__Task requirements__: Each entry here needs to be set down again exactly, please; pictures are left out.

__Input data__:
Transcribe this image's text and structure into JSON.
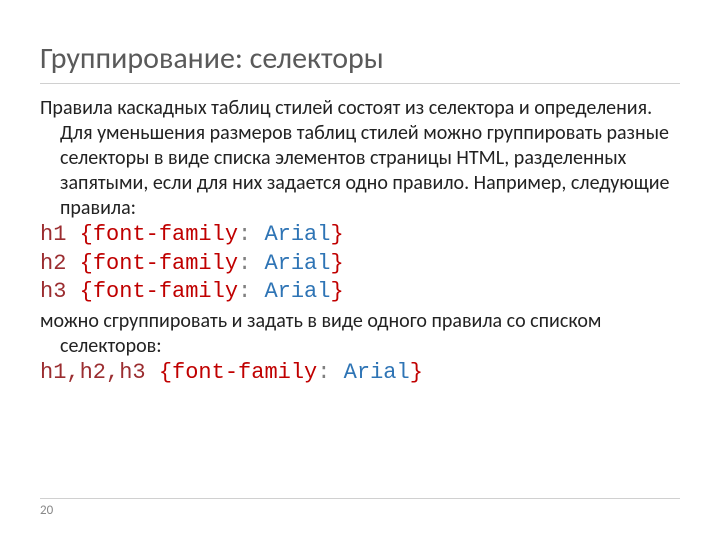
{
  "title": "Группирование: селекторы",
  "para1": "Правила каскадных таблиц стилей состоят из селектора и определения. Для уменьшения размеров таблиц стилей можно группировать разные селекторы в виде списка элементов страницы HTML, разделенных запятыми, если для них задается одно правило. Например, следующие правила:",
  "code": {
    "l1": {
      "sel": "h1",
      "open": " {",
      "prop": "font-family",
      "colon": ":",
      "val": " Arial",
      "close": "}"
    },
    "l2": {
      "sel": "h2",
      "open": " {",
      "prop": "font-family",
      "colon": ":",
      "val": " Arial",
      "close": "}"
    },
    "l3": {
      "sel": "h3",
      "open": " {",
      "prop": "font-family",
      "colon": ":",
      "val": " Arial",
      "close": "}"
    }
  },
  "para2": "можно сгруппировать и задать в виде одного правила со списком селекторов:",
  "code4": {
    "sel": "h1,h2,h3",
    "open": " {",
    "prop": "font-family",
    "colon": ":",
    "val": " Arial",
    "close": "}"
  },
  "page_number": "20"
}
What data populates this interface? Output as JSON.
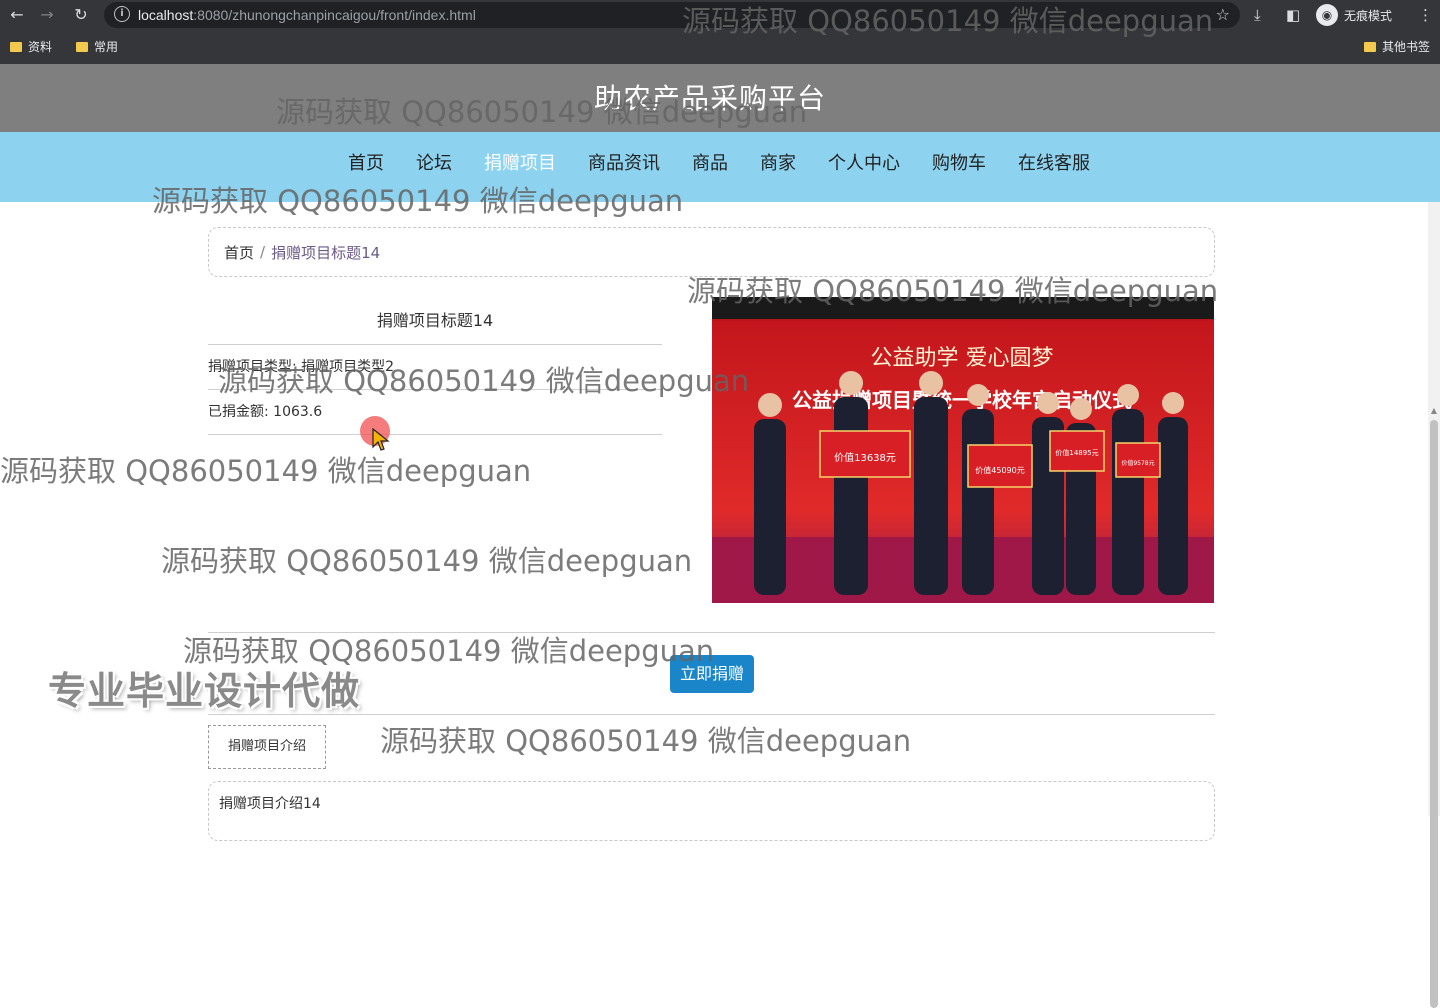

__Problem solution__:
Transcribe this image's text and structure into JSON.
{
  "title": "Группирование: селекторы",
  "para1": "Правила каскадных таблиц стилей состоят из селектора и определения. Для уменьшения размеров таблиц стилей можно группировать разные селекторы в виде списка элементов страницы HTML, разделенных запятыми, если для них задается одно правило. Например, следующие правила:",
  "code": {
    "l1": {
      "sel": "h1",
      "open": " {",
      "prop": "font-family",
      "colon": ":",
      "val": " Arial",
      "close": "}"
    },
    "l2": {
      "sel": "h2",
      "open": " {",
      "prop": "font-family",
      "colon": ":",
      "val": " Arial",
      "close": "}"
    },
    "l3": {
      "sel": "h3",
      "open": " {",
      "prop": "font-family",
      "colon": ":",
      "val": " Arial",
      "close": "}"
    }
  },
  "para2": "можно сгруппировать и задать в виде одного правила со списком селекторов:",
  "code4": {
    "sel": "h1,h2,h3",
    "open": " {",
    "prop": "font-family",
    "colon": ":",
    "val": " Arial",
    "close": "}"
  },
  "page_number": "20"
}
What data populates this interface? Output as JSON.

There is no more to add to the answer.